DATA LINES:
——————————

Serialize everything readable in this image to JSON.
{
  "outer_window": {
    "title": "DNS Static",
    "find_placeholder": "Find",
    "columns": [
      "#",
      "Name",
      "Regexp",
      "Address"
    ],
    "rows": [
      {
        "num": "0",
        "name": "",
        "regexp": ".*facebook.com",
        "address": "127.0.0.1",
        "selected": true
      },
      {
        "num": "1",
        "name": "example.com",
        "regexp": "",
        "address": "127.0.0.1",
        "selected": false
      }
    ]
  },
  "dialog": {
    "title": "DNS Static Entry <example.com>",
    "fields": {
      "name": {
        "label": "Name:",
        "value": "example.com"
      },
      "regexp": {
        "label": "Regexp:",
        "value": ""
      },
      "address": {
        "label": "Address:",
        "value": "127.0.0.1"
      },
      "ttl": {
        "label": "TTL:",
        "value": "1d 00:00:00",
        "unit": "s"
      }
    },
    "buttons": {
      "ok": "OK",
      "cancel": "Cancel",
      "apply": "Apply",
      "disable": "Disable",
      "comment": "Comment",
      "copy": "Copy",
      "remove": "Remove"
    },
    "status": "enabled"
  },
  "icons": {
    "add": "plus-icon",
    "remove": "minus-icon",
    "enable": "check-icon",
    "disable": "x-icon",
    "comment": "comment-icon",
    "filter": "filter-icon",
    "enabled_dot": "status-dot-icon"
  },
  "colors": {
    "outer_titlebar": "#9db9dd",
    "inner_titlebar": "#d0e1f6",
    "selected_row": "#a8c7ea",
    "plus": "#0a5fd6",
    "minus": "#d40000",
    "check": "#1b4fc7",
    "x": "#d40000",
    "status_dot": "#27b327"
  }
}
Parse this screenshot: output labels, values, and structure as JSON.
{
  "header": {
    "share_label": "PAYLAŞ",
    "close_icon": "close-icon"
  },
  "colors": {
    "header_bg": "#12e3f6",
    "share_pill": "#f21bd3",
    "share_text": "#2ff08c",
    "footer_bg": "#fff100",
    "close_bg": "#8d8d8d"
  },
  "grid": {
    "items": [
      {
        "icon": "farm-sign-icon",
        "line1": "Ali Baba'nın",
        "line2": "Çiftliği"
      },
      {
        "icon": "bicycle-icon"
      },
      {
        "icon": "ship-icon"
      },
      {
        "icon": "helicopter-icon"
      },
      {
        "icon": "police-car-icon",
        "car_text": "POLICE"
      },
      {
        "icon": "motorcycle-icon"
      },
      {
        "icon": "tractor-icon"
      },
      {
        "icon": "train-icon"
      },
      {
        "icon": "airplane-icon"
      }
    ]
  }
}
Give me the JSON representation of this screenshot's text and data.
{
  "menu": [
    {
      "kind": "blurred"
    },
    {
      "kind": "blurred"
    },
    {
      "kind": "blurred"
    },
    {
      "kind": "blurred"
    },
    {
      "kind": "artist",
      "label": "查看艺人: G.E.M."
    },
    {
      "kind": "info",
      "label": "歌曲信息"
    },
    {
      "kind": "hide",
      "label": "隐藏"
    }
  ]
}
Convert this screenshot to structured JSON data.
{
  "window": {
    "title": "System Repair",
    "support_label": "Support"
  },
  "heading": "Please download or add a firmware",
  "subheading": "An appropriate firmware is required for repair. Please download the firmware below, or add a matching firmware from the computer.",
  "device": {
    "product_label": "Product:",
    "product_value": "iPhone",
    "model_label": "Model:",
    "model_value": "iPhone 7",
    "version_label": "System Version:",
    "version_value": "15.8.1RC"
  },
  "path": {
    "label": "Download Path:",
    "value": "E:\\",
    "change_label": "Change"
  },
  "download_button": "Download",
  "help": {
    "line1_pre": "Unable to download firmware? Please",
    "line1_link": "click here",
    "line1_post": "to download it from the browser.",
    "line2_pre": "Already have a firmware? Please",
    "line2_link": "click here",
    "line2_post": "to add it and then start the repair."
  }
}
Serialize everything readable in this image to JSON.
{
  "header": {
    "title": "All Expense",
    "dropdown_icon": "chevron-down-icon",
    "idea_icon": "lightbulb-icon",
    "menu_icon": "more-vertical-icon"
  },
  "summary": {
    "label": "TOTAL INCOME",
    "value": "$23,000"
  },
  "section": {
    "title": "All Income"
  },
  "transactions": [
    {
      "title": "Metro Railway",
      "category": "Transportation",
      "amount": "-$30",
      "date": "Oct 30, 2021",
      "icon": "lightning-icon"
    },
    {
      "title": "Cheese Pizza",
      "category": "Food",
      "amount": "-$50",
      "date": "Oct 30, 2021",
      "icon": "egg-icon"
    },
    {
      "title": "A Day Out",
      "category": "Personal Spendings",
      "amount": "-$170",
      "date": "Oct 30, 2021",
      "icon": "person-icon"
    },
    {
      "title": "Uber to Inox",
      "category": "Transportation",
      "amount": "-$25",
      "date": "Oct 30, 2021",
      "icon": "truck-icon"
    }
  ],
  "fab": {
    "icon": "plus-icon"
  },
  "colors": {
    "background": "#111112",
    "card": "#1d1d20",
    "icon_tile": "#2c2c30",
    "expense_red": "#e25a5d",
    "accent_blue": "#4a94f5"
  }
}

——————————

WHAT IS REQUIRED: From the material above, gather all lines that include the string "JSON" and copy them.

OUTPUT FOR THIS EXERCISE:
Serialize everything readable in this image to JSON.
Parse this screenshot: output labels, values, and structure as JSON.
Give me the JSON representation of this screenshot's text and data.
Convert this screenshot to structured JSON data.
Serialize everything readable in this image to JSON.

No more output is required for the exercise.